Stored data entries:
┄┄┄┄┄┄┄┄┄┄┄┄┄┄┄┄┄┄┄┄

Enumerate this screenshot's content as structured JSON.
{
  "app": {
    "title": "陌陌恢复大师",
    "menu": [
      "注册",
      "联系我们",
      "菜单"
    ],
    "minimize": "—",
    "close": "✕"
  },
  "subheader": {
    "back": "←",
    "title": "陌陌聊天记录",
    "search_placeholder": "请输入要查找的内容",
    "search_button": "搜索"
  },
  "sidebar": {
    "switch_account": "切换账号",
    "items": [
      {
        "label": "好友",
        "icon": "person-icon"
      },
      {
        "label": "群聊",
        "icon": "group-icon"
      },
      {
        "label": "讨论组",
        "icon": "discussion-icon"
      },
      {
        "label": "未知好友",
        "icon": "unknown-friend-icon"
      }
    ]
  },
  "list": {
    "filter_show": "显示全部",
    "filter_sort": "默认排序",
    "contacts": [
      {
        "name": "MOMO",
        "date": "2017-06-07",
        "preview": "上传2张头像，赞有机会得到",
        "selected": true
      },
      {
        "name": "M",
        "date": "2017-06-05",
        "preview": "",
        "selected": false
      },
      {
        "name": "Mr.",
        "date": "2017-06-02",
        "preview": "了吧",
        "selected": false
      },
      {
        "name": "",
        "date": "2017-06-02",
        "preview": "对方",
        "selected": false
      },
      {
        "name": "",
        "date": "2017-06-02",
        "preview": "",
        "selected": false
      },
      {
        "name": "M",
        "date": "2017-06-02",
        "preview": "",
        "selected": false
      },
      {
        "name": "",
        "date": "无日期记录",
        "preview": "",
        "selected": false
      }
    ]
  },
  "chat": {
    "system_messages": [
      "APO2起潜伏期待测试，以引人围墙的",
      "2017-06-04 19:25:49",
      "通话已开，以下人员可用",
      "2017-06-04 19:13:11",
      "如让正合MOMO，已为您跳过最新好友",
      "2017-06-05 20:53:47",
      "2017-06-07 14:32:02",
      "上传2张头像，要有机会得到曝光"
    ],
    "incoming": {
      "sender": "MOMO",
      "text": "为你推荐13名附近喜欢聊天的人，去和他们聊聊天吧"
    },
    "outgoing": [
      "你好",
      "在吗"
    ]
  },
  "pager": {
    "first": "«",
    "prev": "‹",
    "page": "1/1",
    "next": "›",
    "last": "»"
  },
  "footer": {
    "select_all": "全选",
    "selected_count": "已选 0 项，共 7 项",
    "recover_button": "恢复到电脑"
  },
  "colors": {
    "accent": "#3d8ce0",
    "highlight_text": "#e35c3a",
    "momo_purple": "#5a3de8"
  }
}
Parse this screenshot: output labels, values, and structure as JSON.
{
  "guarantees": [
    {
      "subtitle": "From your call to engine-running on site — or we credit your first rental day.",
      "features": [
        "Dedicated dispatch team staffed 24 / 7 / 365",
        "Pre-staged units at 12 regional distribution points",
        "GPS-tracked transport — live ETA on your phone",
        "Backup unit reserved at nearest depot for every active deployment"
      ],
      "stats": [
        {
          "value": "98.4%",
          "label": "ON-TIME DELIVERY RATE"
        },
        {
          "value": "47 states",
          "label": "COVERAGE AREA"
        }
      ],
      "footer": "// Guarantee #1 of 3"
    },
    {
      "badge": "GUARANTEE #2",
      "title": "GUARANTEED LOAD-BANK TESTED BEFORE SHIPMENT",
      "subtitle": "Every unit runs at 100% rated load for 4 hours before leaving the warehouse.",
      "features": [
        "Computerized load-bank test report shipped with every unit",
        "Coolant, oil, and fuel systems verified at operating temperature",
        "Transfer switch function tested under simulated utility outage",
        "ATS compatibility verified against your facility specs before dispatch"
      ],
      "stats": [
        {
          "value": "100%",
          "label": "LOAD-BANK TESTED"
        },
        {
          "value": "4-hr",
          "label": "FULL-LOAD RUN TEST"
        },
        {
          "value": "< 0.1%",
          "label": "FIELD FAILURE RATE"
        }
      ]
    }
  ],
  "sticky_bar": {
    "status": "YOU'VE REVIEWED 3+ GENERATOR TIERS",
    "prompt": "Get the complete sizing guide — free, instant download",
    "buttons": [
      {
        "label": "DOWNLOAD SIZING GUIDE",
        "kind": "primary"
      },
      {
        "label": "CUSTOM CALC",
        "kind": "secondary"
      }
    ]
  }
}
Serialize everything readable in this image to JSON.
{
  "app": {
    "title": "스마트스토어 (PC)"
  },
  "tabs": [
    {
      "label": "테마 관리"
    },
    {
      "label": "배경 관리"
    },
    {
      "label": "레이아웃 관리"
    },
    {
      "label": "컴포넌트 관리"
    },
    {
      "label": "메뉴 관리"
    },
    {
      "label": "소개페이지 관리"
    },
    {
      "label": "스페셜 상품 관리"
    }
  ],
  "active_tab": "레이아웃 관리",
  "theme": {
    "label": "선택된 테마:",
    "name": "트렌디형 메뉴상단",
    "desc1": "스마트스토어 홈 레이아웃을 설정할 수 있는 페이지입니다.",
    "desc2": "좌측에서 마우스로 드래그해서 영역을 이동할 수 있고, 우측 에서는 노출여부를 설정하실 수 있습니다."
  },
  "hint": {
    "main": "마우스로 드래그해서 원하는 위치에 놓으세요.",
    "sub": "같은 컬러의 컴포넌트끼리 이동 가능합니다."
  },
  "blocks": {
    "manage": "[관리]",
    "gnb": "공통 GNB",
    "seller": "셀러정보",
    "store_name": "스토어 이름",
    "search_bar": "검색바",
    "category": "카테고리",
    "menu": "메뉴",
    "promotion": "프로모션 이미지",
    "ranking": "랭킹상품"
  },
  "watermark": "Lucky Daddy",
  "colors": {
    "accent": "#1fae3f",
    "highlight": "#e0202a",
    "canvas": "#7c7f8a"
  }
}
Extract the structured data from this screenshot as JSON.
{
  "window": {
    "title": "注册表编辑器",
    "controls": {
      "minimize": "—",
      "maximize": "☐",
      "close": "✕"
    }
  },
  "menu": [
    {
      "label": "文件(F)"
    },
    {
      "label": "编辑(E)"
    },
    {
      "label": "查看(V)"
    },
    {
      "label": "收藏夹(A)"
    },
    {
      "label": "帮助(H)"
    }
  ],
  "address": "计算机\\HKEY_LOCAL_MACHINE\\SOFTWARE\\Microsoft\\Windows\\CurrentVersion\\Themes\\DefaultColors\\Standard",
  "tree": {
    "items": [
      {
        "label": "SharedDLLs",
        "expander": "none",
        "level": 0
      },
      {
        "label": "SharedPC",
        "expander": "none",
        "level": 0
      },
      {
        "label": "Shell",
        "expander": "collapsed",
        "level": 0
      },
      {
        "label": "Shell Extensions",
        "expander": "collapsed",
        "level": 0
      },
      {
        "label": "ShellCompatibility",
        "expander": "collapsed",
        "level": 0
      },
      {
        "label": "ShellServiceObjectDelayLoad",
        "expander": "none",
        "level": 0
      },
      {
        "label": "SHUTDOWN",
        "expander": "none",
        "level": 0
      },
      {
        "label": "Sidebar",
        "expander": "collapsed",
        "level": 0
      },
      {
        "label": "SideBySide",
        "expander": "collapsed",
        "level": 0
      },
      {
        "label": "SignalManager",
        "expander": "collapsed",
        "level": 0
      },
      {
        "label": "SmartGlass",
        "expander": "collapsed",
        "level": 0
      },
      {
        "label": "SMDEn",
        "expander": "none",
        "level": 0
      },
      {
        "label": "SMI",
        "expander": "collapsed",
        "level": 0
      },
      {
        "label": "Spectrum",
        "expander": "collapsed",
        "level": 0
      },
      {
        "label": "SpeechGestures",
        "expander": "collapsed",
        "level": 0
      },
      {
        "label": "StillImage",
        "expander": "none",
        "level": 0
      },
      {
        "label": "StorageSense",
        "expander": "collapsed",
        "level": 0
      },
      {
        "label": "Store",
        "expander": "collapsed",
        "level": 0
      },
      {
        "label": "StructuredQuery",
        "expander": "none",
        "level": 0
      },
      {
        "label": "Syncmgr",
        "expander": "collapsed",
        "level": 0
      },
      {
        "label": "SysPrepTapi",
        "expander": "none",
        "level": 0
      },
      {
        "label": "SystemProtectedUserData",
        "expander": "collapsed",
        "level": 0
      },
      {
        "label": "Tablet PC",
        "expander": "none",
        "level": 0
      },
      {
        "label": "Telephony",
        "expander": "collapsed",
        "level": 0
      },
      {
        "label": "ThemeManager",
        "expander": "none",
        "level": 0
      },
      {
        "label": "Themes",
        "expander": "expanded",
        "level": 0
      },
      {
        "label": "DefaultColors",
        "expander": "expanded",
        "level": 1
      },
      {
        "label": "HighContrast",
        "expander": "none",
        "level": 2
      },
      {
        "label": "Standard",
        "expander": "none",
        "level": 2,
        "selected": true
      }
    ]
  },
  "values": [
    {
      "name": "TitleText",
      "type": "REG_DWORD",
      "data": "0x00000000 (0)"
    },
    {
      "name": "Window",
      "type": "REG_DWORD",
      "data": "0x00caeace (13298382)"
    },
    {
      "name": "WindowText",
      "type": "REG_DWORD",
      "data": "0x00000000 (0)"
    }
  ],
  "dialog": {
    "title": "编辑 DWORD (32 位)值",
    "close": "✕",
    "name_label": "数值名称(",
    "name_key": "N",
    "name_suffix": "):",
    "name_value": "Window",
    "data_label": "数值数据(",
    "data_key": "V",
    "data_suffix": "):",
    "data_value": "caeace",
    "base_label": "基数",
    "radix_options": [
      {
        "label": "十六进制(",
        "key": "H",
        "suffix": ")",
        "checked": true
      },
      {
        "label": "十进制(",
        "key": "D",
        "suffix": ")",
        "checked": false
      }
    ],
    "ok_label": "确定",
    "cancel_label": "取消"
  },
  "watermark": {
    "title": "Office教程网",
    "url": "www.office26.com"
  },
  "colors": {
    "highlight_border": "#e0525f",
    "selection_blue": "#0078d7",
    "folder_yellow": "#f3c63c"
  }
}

┄┄┄┄┄┄┄┄┄┄┄┄┄┄┄┄┄┄┄┄

[PROBLEM TO SOLVE] Look for "스마트스토어" and pull out every line that has it.

[SOLUTION TO THIS PROBLEM]
    "title": "스마트스토어 (PC)"
    "desc1": "스마트스토어 홈 레이아웃을 설정할 수 있는 페이지입니다.",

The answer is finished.